RECORDS FOR THE EXERCISE =>
>>
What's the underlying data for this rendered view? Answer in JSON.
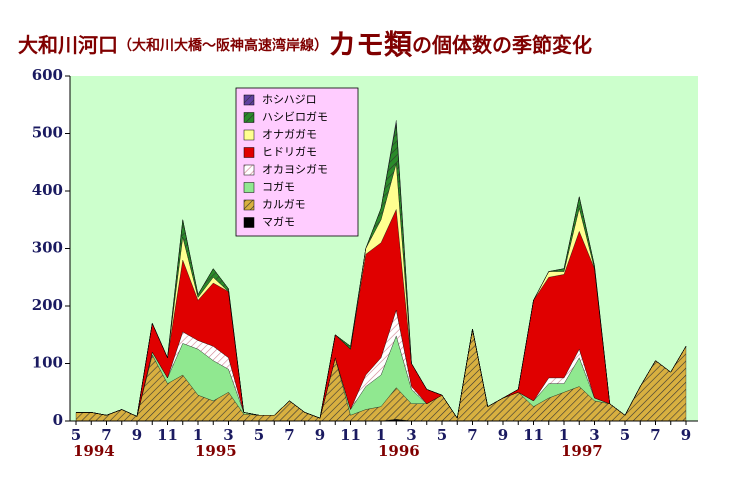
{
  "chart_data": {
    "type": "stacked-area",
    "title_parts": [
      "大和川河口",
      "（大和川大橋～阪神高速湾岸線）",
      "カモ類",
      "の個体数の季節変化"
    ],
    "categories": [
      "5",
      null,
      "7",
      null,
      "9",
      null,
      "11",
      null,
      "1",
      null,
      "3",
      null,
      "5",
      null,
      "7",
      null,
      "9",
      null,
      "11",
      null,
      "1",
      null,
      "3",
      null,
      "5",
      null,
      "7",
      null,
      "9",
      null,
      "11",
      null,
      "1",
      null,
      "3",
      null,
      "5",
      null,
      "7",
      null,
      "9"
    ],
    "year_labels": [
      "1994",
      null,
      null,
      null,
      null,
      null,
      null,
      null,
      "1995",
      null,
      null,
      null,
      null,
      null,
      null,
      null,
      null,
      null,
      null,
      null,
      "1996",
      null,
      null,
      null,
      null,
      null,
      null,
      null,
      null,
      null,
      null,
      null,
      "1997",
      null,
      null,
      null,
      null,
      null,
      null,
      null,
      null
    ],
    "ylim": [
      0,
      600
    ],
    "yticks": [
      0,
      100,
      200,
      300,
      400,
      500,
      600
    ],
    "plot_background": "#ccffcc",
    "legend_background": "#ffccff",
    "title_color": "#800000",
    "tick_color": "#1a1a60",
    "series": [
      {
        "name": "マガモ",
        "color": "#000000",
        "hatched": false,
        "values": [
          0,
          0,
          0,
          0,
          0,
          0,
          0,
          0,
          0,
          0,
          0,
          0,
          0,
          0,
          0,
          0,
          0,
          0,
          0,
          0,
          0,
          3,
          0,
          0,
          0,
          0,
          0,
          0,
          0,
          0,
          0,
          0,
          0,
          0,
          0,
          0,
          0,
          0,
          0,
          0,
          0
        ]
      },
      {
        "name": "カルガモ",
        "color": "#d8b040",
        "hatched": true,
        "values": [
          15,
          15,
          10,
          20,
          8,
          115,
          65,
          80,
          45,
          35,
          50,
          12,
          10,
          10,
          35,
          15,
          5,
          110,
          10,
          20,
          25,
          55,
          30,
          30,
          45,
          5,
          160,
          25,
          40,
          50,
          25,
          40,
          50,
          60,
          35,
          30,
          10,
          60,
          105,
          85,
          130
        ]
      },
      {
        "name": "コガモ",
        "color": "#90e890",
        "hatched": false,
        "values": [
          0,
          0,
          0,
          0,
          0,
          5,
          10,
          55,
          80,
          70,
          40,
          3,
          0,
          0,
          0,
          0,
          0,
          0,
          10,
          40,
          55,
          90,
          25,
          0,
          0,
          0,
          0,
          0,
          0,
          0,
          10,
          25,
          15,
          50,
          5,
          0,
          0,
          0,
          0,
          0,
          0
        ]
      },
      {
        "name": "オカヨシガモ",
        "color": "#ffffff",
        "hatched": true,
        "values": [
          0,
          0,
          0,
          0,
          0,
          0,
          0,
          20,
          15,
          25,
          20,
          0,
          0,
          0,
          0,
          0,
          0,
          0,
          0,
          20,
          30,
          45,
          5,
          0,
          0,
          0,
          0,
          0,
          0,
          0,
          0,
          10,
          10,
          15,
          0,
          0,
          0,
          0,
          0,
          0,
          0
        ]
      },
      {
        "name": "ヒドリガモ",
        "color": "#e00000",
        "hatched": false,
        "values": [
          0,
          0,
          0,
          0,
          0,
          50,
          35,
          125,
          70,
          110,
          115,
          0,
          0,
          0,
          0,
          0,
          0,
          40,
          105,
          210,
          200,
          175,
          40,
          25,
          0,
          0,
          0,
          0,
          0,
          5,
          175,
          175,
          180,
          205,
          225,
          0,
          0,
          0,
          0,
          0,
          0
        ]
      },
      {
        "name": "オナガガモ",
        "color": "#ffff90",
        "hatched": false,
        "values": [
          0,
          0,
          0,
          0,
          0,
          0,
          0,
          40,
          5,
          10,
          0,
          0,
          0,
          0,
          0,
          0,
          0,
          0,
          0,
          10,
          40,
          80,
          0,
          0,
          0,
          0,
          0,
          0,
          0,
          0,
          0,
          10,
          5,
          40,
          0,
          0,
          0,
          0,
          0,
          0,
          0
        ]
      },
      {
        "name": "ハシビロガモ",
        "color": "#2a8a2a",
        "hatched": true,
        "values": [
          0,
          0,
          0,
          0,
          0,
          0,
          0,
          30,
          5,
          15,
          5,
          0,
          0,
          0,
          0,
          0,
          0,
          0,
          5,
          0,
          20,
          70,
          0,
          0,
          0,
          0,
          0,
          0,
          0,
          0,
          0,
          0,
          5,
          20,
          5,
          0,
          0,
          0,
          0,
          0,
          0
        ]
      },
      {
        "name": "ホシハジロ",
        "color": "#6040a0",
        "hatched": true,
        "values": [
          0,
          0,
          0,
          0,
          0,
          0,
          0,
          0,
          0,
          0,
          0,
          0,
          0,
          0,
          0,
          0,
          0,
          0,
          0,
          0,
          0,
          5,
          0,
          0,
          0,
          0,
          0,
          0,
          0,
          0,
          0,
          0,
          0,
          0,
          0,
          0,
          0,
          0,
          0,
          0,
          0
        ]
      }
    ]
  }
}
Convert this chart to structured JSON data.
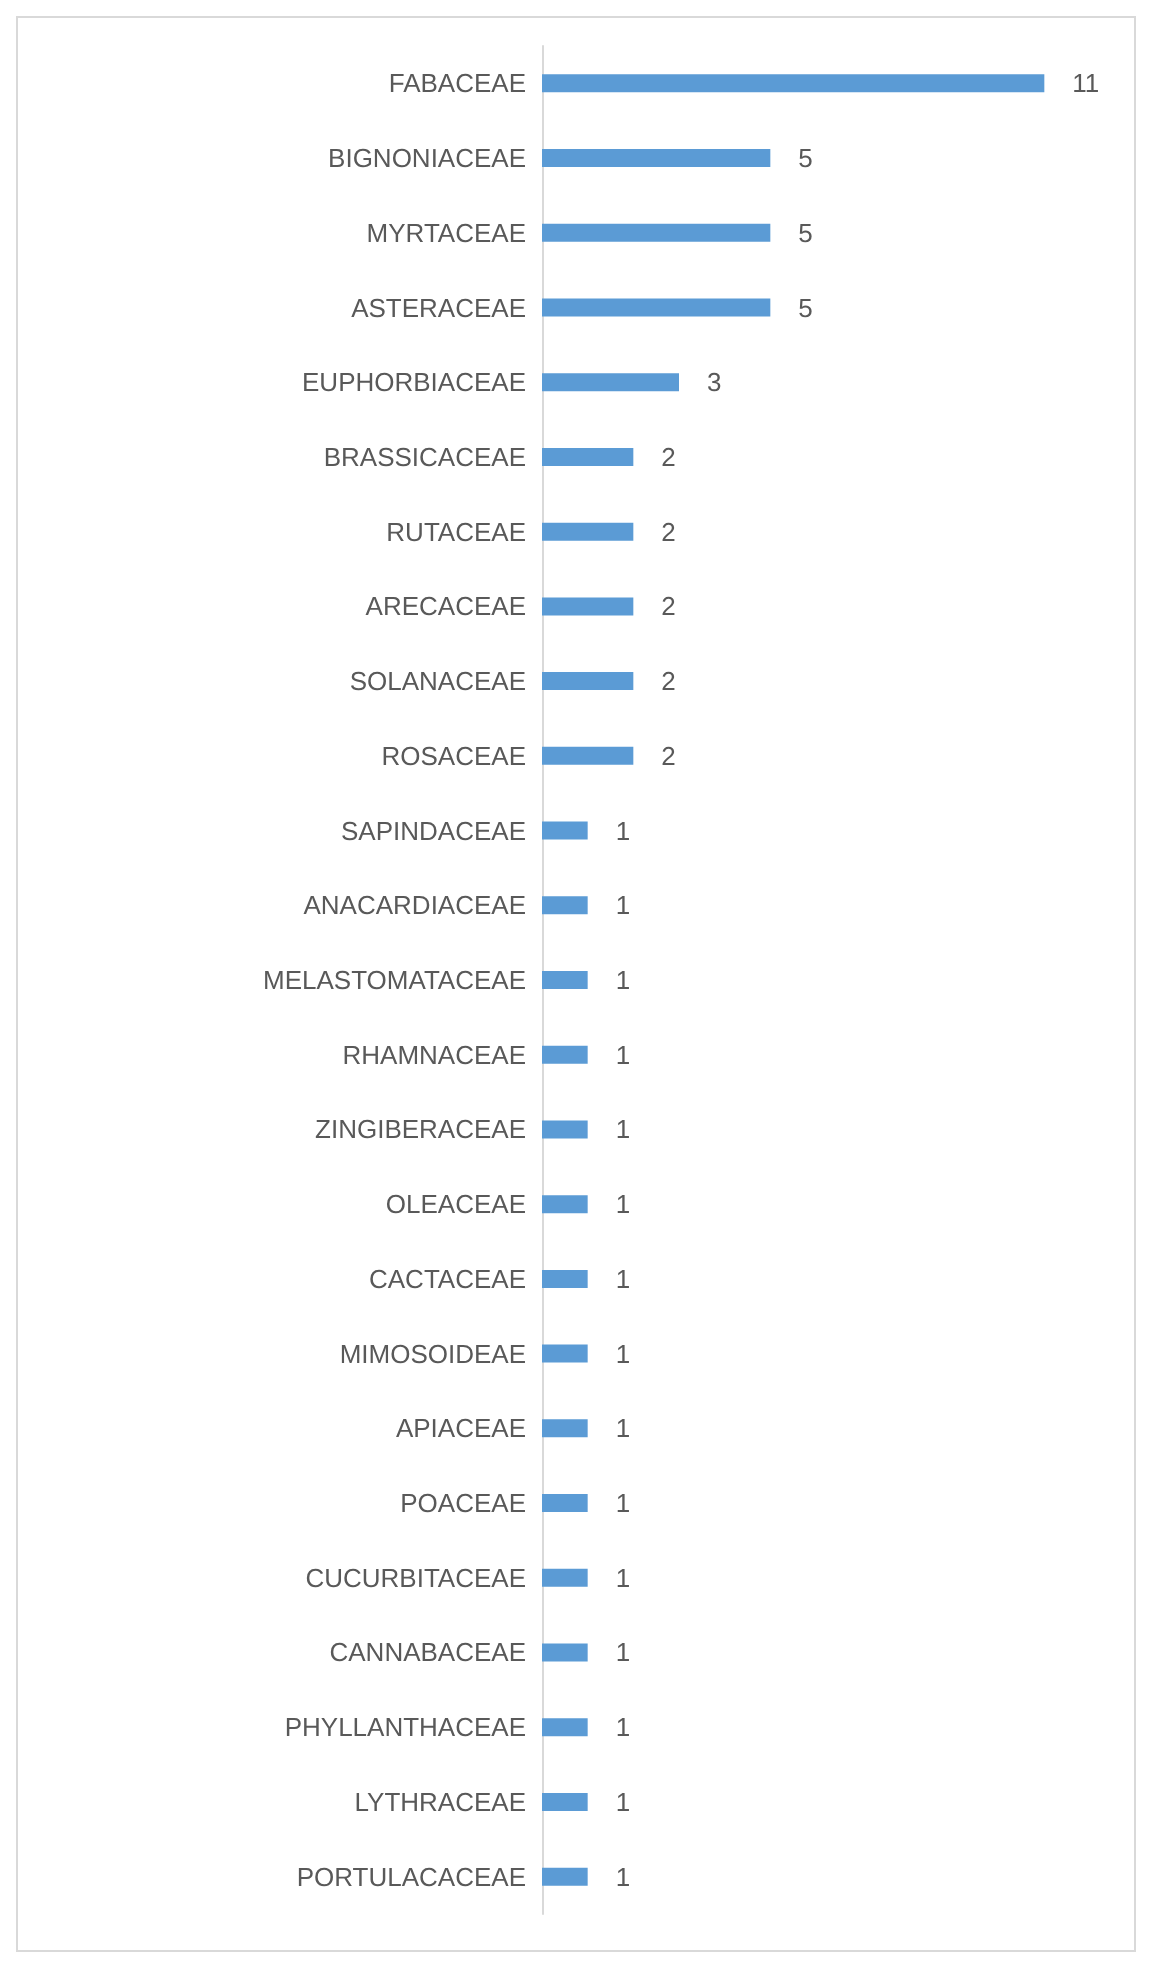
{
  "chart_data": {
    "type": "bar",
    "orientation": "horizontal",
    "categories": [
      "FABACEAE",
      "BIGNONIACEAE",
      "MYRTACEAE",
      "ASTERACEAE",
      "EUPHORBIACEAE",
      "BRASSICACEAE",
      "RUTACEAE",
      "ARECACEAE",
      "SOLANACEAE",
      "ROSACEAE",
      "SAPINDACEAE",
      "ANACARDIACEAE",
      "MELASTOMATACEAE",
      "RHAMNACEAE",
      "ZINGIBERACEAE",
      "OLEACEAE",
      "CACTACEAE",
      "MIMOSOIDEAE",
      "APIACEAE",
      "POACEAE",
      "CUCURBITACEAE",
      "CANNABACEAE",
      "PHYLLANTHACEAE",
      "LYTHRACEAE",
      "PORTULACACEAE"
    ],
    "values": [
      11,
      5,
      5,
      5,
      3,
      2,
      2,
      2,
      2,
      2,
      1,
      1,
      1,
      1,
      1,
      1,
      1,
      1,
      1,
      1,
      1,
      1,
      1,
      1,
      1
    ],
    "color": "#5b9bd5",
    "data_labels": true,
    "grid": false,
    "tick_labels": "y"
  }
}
<<
Reproduce exactly the lines from the one with "Convert this chart to structured JSON data." to the bottom of the listing, both ends included, and nothing else. Skip the pictures.

Convert this chart to structured JSON data.
{
  "chart_data": {
    "type": "bar",
    "orientation": "horizontal",
    "categories": [
      "FABACEAE",
      "BIGNONIACEAE",
      "MYRTACEAE",
      "ASTERACEAE",
      "EUPHORBIACEAE",
      "BRASSICACEAE",
      "RUTACEAE",
      "ARECACEAE",
      "SOLANACEAE",
      "ROSACEAE",
      "SAPINDACEAE",
      "ANACARDIACEAE",
      "MELASTOMATACEAE",
      "RHAMNACEAE",
      "ZINGIBERACEAE",
      "OLEACEAE",
      "CACTACEAE",
      "MIMOSOIDEAE",
      "APIACEAE",
      "POACEAE",
      "CUCURBITACEAE",
      "CANNABACEAE",
      "PHYLLANTHACEAE",
      "LYTHRACEAE",
      "PORTULACACEAE"
    ],
    "values": [
      11,
      5,
      5,
      5,
      3,
      2,
      2,
      2,
      2,
      2,
      1,
      1,
      1,
      1,
      1,
      1,
      1,
      1,
      1,
      1,
      1,
      1,
      1,
      1,
      1
    ],
    "color": "#5b9bd5",
    "data_labels": true,
    "grid": false,
    "tick_labels": "y"
  }
}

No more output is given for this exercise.